In the entries that follow, find the word "heading" and report each line it is on.
— BEGIN Dataset excerpts —
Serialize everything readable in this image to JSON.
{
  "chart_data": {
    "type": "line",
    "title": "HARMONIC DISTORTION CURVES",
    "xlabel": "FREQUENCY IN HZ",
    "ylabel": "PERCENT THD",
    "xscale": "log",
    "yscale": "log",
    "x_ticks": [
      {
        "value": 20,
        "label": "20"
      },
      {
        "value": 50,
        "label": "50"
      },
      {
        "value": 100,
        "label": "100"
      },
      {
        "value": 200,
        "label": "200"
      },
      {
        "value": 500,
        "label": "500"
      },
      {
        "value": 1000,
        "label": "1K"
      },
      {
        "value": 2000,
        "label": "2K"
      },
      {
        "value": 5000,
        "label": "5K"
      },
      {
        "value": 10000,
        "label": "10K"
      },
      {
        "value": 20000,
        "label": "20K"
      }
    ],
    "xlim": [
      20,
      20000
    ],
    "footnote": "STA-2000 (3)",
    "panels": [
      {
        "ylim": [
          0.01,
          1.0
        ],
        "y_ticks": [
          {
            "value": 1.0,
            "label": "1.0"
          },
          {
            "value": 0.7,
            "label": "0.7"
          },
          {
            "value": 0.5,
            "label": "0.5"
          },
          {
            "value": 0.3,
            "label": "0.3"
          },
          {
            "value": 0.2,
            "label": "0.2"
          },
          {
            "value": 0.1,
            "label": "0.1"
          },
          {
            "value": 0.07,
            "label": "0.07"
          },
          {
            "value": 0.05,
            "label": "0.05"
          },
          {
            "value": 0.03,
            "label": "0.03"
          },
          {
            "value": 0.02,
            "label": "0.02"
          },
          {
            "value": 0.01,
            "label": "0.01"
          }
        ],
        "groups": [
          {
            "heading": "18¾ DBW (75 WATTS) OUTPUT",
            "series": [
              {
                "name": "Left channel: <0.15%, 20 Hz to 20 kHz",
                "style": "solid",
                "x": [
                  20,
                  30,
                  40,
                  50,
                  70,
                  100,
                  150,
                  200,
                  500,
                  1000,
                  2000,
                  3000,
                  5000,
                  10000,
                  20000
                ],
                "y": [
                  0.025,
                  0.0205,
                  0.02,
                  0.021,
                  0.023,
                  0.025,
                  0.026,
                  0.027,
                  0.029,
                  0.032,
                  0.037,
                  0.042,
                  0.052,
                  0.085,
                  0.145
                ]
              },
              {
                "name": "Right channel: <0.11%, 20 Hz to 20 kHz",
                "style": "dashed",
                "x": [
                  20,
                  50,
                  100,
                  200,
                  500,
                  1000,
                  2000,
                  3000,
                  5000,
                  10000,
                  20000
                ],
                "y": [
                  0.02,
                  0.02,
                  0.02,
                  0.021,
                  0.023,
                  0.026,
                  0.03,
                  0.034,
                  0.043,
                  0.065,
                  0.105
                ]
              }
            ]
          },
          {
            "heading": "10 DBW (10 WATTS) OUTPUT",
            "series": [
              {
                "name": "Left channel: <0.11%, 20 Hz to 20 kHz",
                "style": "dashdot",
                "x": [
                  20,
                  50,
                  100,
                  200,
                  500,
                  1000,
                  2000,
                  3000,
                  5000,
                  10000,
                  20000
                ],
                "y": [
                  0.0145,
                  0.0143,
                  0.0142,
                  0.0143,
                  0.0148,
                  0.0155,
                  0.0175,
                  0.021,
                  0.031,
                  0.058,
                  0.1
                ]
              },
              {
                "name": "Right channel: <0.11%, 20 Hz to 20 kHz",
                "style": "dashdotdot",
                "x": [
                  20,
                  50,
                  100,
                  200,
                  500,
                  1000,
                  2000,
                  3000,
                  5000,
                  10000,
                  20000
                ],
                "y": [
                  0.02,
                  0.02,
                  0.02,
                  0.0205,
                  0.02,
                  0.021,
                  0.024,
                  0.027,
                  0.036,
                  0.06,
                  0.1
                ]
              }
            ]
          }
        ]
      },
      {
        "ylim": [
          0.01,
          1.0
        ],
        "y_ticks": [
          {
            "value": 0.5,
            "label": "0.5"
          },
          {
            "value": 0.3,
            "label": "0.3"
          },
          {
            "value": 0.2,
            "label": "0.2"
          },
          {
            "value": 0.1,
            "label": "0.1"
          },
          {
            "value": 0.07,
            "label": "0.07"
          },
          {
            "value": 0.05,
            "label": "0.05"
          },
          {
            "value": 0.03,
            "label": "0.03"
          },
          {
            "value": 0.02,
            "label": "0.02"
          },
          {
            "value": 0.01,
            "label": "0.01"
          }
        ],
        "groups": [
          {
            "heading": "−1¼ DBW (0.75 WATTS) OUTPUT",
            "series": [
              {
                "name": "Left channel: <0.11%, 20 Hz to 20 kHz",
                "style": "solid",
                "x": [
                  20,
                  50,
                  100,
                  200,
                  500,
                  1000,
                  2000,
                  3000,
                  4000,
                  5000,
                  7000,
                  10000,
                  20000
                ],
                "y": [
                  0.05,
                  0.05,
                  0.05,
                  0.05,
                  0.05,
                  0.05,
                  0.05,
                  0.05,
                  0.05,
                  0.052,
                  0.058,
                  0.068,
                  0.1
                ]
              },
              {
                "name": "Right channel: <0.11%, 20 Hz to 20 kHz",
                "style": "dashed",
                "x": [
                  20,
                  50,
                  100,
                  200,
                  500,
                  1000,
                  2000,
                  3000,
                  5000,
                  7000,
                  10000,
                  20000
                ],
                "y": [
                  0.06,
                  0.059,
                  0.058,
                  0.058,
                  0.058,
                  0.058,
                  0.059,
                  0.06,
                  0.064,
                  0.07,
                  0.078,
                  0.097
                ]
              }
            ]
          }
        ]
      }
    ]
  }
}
— END Dataset excerpts —
* _Finished exercise_
            "heading": "18¾ DBW (75 WATTS) OUTPUT",
            "heading": "10 DBW (10 WATTS) OUTPUT",
            "heading": "−1¼ DBW (0.75 WATTS) OUTPUT",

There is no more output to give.